> Tareas pendientes
• a. Reproduce de la reseña de Abel el fragmento entre "Más que ser" y "y de descripciones.", ambos incluidos.
• b. Según la reseña de Abel, ¿en qué ciudad vive actualmente el autor?
• c. Sigue escribiendo la reseña de Abel a partir de su última oración.
=== Texto proporcionado ===
Rodríguez de la O es un joven poeta mexicano que nació en Sabinas Hidalgo, Nuevo León. Estudio letras hispánicas en el norte del país y letras italianas, traducción y literatura comparada en la Ciudad de México. Actualmente vive en Bolonia, en cuya universidad es lector. Abel es su primer texto publicado. Es una obra de poesía, aunque por la narrativa muy bien podría insertarse en el género de la novela: es una historia narrada en verso; una novela versada o versificada.
Más que ser el primer texto publicado del autor, Abel tiene la impronta de ser su primer libro escrito, aunque ignoro si es el caso. El texto presenta una fuerte intimidad en la voz poética. Si bien esa intimidad es, quizá, la que define la poesía, en Abel es muy marcada. El personaje nos habla de sus emociones y relaciones más profundas. Ellas a veces son cercanías y a veces son ausencias, pero sobre todo son reencuentros y desencuentros. El trabajo poético en alguna medida parece estar en la descripción de algo que es virtualmente compartido por todos y que se transforma, en Abel, en un encuentro entre el personaje y el lector. Se trata de un encuentro en una comunidad de emociones y de descripciones.
El poeta nos habla de un desgarramiento: un hombre que se siente ajeno a su tiempo, a su contexto e incluso a su destino. Abel narra los vericuetos por los que atraviesa alguien que, aun sin desearlo fervientemente, emerge tras tocar fondo dentro de un nihilismo radical. Encuentra, así, una vía negativa: no lucha por encontrar un sentido a algo que sabe que no lo tiene, simplemente terminará por alejarse de esos lugares que no son suyos; también de algunas personas que mostraron su rechazo a la ofrenda que él ni siquiera estaba en condición de ofrecerles.
=== Datos extraídos ===
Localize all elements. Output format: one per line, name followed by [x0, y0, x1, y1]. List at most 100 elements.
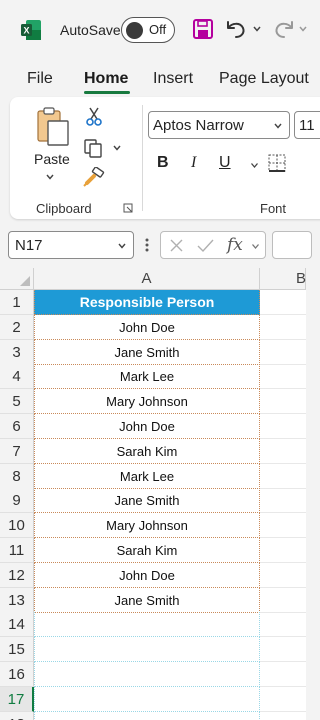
formula-bar: N17 fx: [0, 226, 312, 266]
font-size-value: 11: [299, 117, 315, 134]
table-cell[interactable]: Sarah Kim: [34, 538, 260, 563]
row-header[interactable]: 2: [0, 314, 34, 340]
table-cell[interactable]: [260, 389, 306, 415]
table-cell[interactable]: Mark Lee: [34, 364, 260, 390]
table-cell[interactable]: [260, 340, 306, 365]
chevron-down-icon[interactable]: [112, 144, 122, 152]
table-cell[interactable]: [260, 612, 306, 638]
undo-icon[interactable]: [224, 17, 248, 41]
italic-button[interactable]: I: [191, 154, 196, 172]
scissors-icon[interactable]: [85, 106, 103, 126]
row-header[interactable]: 11: [0, 538, 34, 563]
borders-icon[interactable]: [268, 154, 286, 172]
row-header[interactable]: 12: [0, 562, 34, 588]
paste-label[interactable]: Paste: [34, 151, 70, 167]
row-header[interactable]: 5: [0, 389, 34, 415]
chevron-down-icon[interactable]: [45, 173, 55, 181]
column-header-a[interactable]: A: [34, 268, 260, 290]
redo-icon[interactable]: [272, 17, 296, 41]
table-cell[interactable]: [260, 315, 306, 340]
row-header[interactable]: 4: [0, 364, 34, 390]
more-vertical-icon[interactable]: [145, 237, 149, 253]
row-header[interactable]: 13: [0, 587, 34, 613]
row-header[interactable]: 9: [0, 488, 34, 514]
row-header[interactable]: 18: [0, 711, 34, 720]
table-cell[interactable]: [260, 464, 306, 489]
row-header[interactable]: 8: [0, 463, 34, 489]
format-painter-icon[interactable]: [83, 167, 105, 187]
table-cell[interactable]: [260, 662, 306, 687]
table-cell[interactable]: [34, 637, 260, 663]
cancel-icon[interactable]: [169, 238, 184, 253]
copy-icon[interactable]: [83, 138, 103, 158]
table-cell[interactable]: Jane Smith: [34, 587, 260, 613]
underline-button[interactable]: U: [219, 154, 231, 172]
table-cell[interactable]: John Doe: [34, 414, 260, 439]
tab-insert[interactable]: Insert: [153, 70, 193, 88]
table-cell[interactable]: [34, 686, 260, 712]
tab-file[interactable]: File: [27, 70, 53, 88]
chevron-down-icon[interactable]: [250, 162, 259, 169]
tab-page-layout[interactable]: Page Layout: [219, 70, 309, 88]
spreadsheet-grid: A B 1 Responsible Person 2 John Doe 3 Jane Sm…: [0, 268, 306, 720]
table-cell[interactable]: [260, 488, 306, 514]
chevron-down-icon[interactable]: [252, 24, 262, 34]
chevron-down-icon[interactable]: [251, 243, 260, 250]
table-cell[interactable]: [260, 538, 306, 563]
column-title-cell[interactable]: Responsible Person: [34, 290, 260, 315]
font-name-select[interactable]: Aptos Narrow: [148, 111, 290, 139]
table-cell[interactable]: [34, 662, 260, 687]
name-box[interactable]: N17: [8, 231, 134, 259]
table-cell[interactable]: John Doe: [34, 314, 260, 340]
table-cell[interactable]: [260, 290, 306, 315]
autosave-state: Off: [149, 22, 167, 37]
dialog-launcher-icon[interactable]: [123, 203, 133, 213]
tab-home[interactable]: Home: [84, 70, 128, 88]
table-cell[interactable]: [260, 414, 306, 439]
checkmark-icon[interactable]: [197, 238, 214, 253]
title-bar: X AutoSave Off: [0, 0, 308, 60]
row-header[interactable]: 7: [0, 438, 34, 464]
clipboard-group-label: Clipboard: [36, 201, 92, 216]
chevron-down-icon[interactable]: [298, 24, 308, 34]
paste-icon[interactable]: [36, 106, 72, 148]
table-cell[interactable]: [260, 563, 306, 588]
save-icon[interactable]: [192, 18, 214, 40]
table-cell[interactable]: [260, 439, 306, 464]
table-cell[interactable]: Sarah Kim: [34, 438, 260, 464]
table-cell[interactable]: Mary Johnson: [34, 389, 260, 415]
table-cell[interactable]: Jane Smith: [34, 339, 260, 365]
table-cell[interactable]: [260, 588, 306, 613]
svg-text:X: X: [23, 26, 29, 36]
table-cell[interactable]: Mary Johnson: [34, 513, 260, 539]
formula-actions: fx: [160, 231, 266, 259]
row-header[interactable]: 6: [0, 414, 34, 439]
table-cell[interactable]: [260, 637, 306, 663]
table-cell[interactable]: John Doe: [34, 562, 260, 588]
bold-button[interactable]: B: [157, 154, 169, 172]
column-header-b[interactable]: B: [260, 268, 306, 290]
table-cell[interactable]: [34, 711, 260, 720]
row-header[interactable]: 1: [0, 290, 34, 315]
font-size-select[interactable]: 11: [294, 111, 320, 139]
row-header[interactable]: 17: [0, 686, 34, 712]
row-header[interactable]: 16: [0, 662, 34, 687]
row-header[interactable]: 10: [0, 513, 34, 539]
table-cell[interactable]: [260, 513, 306, 539]
ribbon: Paste Clipboard Aptos Narrow 11 B I U Fo…: [10, 97, 320, 219]
autosave-toggle[interactable]: Off: [121, 17, 175, 43]
table-cell[interactable]: [34, 612, 260, 638]
row-header[interactable]: 3: [0, 339, 34, 365]
table-cell[interactable]: [260, 687, 306, 712]
select-all-corner[interactable]: [0, 268, 34, 290]
table-cell[interactable]: Mark Lee: [34, 463, 260, 489]
chevron-down-icon: [274, 123, 282, 129]
table-cell[interactable]: [260, 364, 306, 390]
table-cell[interactable]: [260, 712, 306, 720]
select-all-triangle: [20, 276, 30, 286]
formula-input[interactable]: [272, 231, 312, 259]
table-cell[interactable]: Jane Smith: [34, 488, 260, 514]
row-header[interactable]: 14: [0, 612, 34, 638]
row-header[interactable]: 15: [0, 637, 34, 663]
insert-function-button[interactable]: fx: [227, 235, 243, 255]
===
> Respuestas
• a.
Más que ser el primer texto publicado del autor, Abel tiene la impronta de ser su primer libro escrito, aunque ignoro si es el caso. El texto presenta una fuerte intimidad en la voz poética. Si bien esa intimidad es, quizá, la que define la poesía, en Abel es muy marcada. El personaje nos habla de sus emociones y relaciones más profundas. Ellas a veces son cercanías y a veces son ausencias, pero sobre todo son reencuentros y desencuentros. El trabajo poético en alguna medida parece estar en la descripción de algo que es virtualmente compartido por todos y que se transforma, en Abel, en un encuentro entre el personaje y el lector. Se trata de un encuentro en una comunidad de emociones y de descripciones.

• b. En Bolonia.

• c.
La historia en Abel no se cuenta de modo lineal. Este recurso parece una correspondencia obligada luego de que el personaje se constituye, sobre todo, a partir de ciertos acontecimientos. Nuestras vidas nunca son lineales; quizá son cíclicas. Pero siempre interrumpidas. Tampoco se ofrece una sola perspectiva, se narra como desde un prisma. Distintas miradas del mismo personaje expresadas en la voz de otras miradas que se ofrecen de él. A veces miradas internalizadas.
Por otro lado, el tiempo que habita el personaje, como el nuestro, es obra de un cambio vertiginoso. Así es nuestra modernidad. Sin embargo, como nada puede cambiar tan rápido, es un tiempo que aún se aferra al pasado y por eso es también nostalgia. Aunque con ella no necesariamente se evoque un momento mejor. El personaje se duele por un afán de volver a donde ya no puede; o quizá, más bien, el dolor es por seguir un camino para llegar a un lugar que siempre ha anhelado, pero del que no tiene otra idea que una sonrisa imaginada.
Abel, hijo de nuestro tiempo al fin y al cabo, señala esos vericuetos por los que pasa alguien que sufre el sinsentido de nuestra sociedad. Así, por ejemplo, en la labor, en el trabajo que ejecuta para ganarse la vida, el personaje no encuentra realización, sino escape. Escape de esa sociedad que lo tiene atrapado. Y en esa apelación al escape, la condena del personaje será como la de Caín: no la muerte, sino ser un viajero irresoluto. Una condena a vagar, a buscar, quizá para nunca encontrar. Héctor Rodríguez, nos sugiere que esa es la marca de Caín que todos llevamos: asumir el exilio. Quizá el mensaje es que se trata de una marca nueva, la marca de Abel. El lector debe averiguarlo, pues el nombre que titula la novela, no se menciona nunca en la misma.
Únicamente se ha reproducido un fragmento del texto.